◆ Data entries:
☆ ☆ ☆ ☆ ☆ ☆ ☆
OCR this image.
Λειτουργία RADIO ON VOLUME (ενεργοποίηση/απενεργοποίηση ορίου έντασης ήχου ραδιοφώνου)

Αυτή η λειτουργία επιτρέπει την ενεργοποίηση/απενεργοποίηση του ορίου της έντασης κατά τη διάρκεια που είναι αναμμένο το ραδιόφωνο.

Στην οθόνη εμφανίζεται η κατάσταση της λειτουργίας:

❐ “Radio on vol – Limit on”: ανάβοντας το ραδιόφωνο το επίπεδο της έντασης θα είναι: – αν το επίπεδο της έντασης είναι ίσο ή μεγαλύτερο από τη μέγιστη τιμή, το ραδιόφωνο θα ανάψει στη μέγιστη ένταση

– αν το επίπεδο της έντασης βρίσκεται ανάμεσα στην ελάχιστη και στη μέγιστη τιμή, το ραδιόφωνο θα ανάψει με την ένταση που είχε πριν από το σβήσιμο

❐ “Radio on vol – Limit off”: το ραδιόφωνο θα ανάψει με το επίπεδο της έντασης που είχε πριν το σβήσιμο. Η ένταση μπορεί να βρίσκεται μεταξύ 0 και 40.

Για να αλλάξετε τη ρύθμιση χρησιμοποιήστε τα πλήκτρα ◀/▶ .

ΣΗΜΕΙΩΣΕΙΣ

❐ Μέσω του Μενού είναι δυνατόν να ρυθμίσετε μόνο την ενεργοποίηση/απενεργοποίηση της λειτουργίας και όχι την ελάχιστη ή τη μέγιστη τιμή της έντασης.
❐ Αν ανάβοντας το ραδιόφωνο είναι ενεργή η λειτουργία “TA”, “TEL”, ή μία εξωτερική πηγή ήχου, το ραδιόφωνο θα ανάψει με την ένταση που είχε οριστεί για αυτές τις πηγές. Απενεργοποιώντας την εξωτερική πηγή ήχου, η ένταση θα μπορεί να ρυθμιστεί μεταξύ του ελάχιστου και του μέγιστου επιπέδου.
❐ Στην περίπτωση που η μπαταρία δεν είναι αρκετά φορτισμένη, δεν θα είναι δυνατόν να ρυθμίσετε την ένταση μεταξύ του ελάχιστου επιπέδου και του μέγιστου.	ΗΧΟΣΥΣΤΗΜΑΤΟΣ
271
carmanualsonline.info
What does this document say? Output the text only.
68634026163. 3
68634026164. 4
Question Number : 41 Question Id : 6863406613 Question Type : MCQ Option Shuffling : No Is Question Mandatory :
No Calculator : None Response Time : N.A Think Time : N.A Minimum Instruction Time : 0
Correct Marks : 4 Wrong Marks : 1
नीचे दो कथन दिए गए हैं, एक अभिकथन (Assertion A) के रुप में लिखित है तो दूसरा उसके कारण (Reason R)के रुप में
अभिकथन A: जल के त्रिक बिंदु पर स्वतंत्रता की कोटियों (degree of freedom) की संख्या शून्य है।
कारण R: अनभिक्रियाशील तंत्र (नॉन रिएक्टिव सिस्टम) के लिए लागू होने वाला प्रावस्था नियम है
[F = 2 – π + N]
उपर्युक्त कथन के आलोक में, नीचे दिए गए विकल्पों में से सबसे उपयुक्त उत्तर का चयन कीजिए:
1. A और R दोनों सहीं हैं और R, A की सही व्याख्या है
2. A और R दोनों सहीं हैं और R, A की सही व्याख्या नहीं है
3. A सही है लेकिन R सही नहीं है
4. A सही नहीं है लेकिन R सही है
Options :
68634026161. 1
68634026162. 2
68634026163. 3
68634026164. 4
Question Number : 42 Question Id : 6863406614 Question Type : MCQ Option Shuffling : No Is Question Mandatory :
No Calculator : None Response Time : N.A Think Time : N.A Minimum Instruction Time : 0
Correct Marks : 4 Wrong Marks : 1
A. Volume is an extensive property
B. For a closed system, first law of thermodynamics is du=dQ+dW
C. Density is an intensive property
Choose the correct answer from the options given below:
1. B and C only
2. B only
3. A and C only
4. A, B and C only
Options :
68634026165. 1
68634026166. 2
☆ ☆ ☆ ☆ ☆ ☆ ☆
Set down all of the data above, word for word.

◆ Answer:
OCR this image.
Λειτουργία RADIO ON VOLUME (ενεργοποίηση/απενεργοποίηση ορίου έντασης ήχου ραδιοφώνου)

Αυτή η λειτουργία επιτρέπει την ενεργοποίηση/απενεργοποίηση του ορίου της έντασης κατά τη διάρκεια που είναι αναμμένο το ραδιόφωνο.

Στην οθόνη εμφανίζεται η κατάσταση της λειτουργίας:

❐ “Radio on vol – Limit on”: ανάβοντας το ραδιόφωνο το επίπεδο της έντασης θα είναι: – αν το επίπεδο της έντασης είναι ίσο ή μεγαλύτερο από τη μέγιστη τιμή, το ραδιόφωνο θα ανάψει στη μέγιστη ένταση

– αν το επίπεδο της έντασης βρίσκεται ανάμεσα στην ελάχιστη και στη μέγιστη τιμή, το ραδιόφωνο θα ανάψει με την ένταση που είχε πριν από το σβήσιμο

❐ “Radio on vol – Limit off”: το ραδιόφωνο θα ανάψει με το επίπεδο της έντασης που είχε πριν το σβήσιμο. Η ένταση μπορεί να βρίσκεται μεταξύ 0 και 40.

Για να αλλάξετε τη ρύθμιση χρησιμοποιήστε τα πλήκτρα ◀/▶ .

ΣΗΜΕΙΩΣΕΙΣ

❐ Μέσω του Μενού είναι δυνατόν να ρυθμίσετε μόνο την ενεργοποίηση/απενεργοποίηση της λειτουργίας και όχι την ελάχιστη ή τη μέγιστη τιμή της έντασης.
❐ Αν ανάβοντας το ραδιόφωνο είναι ενεργή η λειτουργία “TA”, “TEL”, ή μία εξωτερική πηγή ήχου, το ραδιόφωνο θα ανάψει με την ένταση που είχε οριστεί για αυτές τις πηγές. Απενεργοποιώντας την εξωτερική πηγή ήχου, η ένταση θα μπορεί να ρυθμιστεί μεταξύ του ελάχιστου και του μέγιστου επιπέδου.
❐ Στην περίπτωση που η μπαταρία δεν είναι αρκετά φορτισμένη, δεν θα είναι δυνατόν να ρυθμίσετε την ένταση μεταξύ του ελάχιστου επιπέδου και του μέγιστου.	ΗΧΟΣΥΣΤΗΜΑΤΟΣ
271
carmanualsonline.info
What does this document say? Output the text only.
68634026163. 3
68634026164. 4
Question Number : 41 Question Id : 6863406613 Question Type : MCQ Option Shuffling : No Is Question Mandatory :
No Calculator : None Response Time : N.A Think Time : N.A Minimum Instruction Time : 0
Correct Marks : 4 Wrong Marks : 1
नीचे दो कथन दिए गए हैं, एक अभिकथन (Assertion A) के रुप में लिखित है तो दूसरा उसके कारण (Reason R)के रुप में
अभिकथन A: जल के त्रिक बिंदु पर स्वतंत्रता की कोटियों (degree of freedom) की संख्या शून्य है।
कारण R: अनभिक्रियाशील तंत्र (नॉन रिएक्टिव सिस्टम) के लिए लागू होने वाला प्रावस्था नियम है
[F = 2 – π + N]
उपर्युक्त कथन के आलोक में, नीचे दिए गए विकल्पों में से सबसे उपयुक्त उत्तर का चयन कीजिए:
1. A और R दोनों सहीं हैं और R, A की सही व्याख्या है
2. A और R दोनों सहीं हैं और R, A की सही व्याख्या नहीं है
3. A सही है लेकिन R सही नहीं है
4. A सही नहीं है लेकिन R सही है
Options :
68634026161. 1
68634026162. 2
68634026163. 3
68634026164. 4
Question Number : 42 Question Id : 6863406614 Question Type : MCQ Option Shuffling : No Is Question Mandatory :
No Calculator : None Response Time : N.A Think Time : N.A Minimum Instruction Time : 0
Correct Marks : 4 Wrong Marks : 1
A. Volume is an extensive property
B. For a closed system, first law of thermodynamics is du=dQ+dW
C. Density is an intensive property
Choose the correct answer from the options given below:
1. B and C only
2. B only
3. A and C only
4. A, B and C only
Options :
68634026165. 1
68634026166. 2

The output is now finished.